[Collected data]
--------------------------------------------------

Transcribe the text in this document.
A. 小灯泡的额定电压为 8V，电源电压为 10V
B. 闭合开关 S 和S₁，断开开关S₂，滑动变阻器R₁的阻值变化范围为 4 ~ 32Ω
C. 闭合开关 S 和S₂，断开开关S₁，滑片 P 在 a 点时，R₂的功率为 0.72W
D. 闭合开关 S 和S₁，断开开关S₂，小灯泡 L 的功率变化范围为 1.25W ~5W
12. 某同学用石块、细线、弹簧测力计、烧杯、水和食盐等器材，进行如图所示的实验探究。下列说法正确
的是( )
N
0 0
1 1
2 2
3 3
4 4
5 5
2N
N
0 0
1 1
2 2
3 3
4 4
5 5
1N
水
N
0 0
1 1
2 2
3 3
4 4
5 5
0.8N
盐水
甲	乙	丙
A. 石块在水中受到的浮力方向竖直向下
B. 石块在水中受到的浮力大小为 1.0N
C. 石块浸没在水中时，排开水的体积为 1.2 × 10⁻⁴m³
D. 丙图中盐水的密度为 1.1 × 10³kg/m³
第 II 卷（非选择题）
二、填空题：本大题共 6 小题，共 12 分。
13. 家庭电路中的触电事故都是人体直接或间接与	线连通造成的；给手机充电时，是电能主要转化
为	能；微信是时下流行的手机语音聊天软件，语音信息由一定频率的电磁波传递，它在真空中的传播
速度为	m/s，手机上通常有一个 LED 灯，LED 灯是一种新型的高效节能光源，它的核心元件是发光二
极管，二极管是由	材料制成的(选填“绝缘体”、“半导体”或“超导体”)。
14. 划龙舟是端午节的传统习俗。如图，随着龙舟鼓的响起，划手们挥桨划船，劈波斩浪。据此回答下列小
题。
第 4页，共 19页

--------------------------------------------------

> _Exercise brief_:
All of the entries above should be written out again exactly.

> _Correct response_:
Transcribe the text in this document.
A. 小灯泡的额定电压为 8V，电源电压为 10V
B. 闭合开关 S 和S₁，断开开关S₂，滑动变阻器R₁的阻值变化范围为 4 ~ 32Ω
C. 闭合开关 S 和S₂，断开开关S₁，滑片 P 在 a 点时，R₂的功率为 0.72W
D. 闭合开关 S 和S₁，断开开关S₂，小灯泡 L 的功率变化范围为 1.25W ~5W
12. 某同学用石块、细线、弹簧测力计、烧杯、水和食盐等器材，进行如图所示的实验探究。下列说法正确
的是( )
N
0 0
1 1
2 2
3 3
4 4
5 5
2N
N
0 0
1 1
2 2
3 3
4 4
5 5
1N
水
N
0 0
1 1
2 2
3 3
4 4
5 5
0.8N
盐水
甲	乙	丙
A. 石块在水中受到的浮力方向竖直向下
B. 石块在水中受到的浮力大小为 1.0N
C. 石块浸没在水中时，排开水的体积为 1.2 × 10⁻⁴m³
D. 丙图中盐水的密度为 1.1 × 10³kg/m³
第 II 卷（非选择题）
二、填空题：本大题共 6 小题，共 12 分。
13. 家庭电路中的触电事故都是人体直接或间接与	线连通造成的；给手机充电时，是电能主要转化
为	能；微信是时下流行的手机语音聊天软件，语音信息由一定频率的电磁波传递，它在真空中的传播
速度为	m/s，手机上通常有一个 LED 灯，LED 灯是一种新型的高效节能光源，它的核心元件是发光二
极管，二极管是由	材料制成的(选填“绝缘体”、“半导体”或“超导体”)。
14. 划龙舟是端午节的传统习俗。如图，随着龙舟鼓的响起，划手们挥桨划船，劈波斩浪。据此回答下列小
题。
第 4页，共 19页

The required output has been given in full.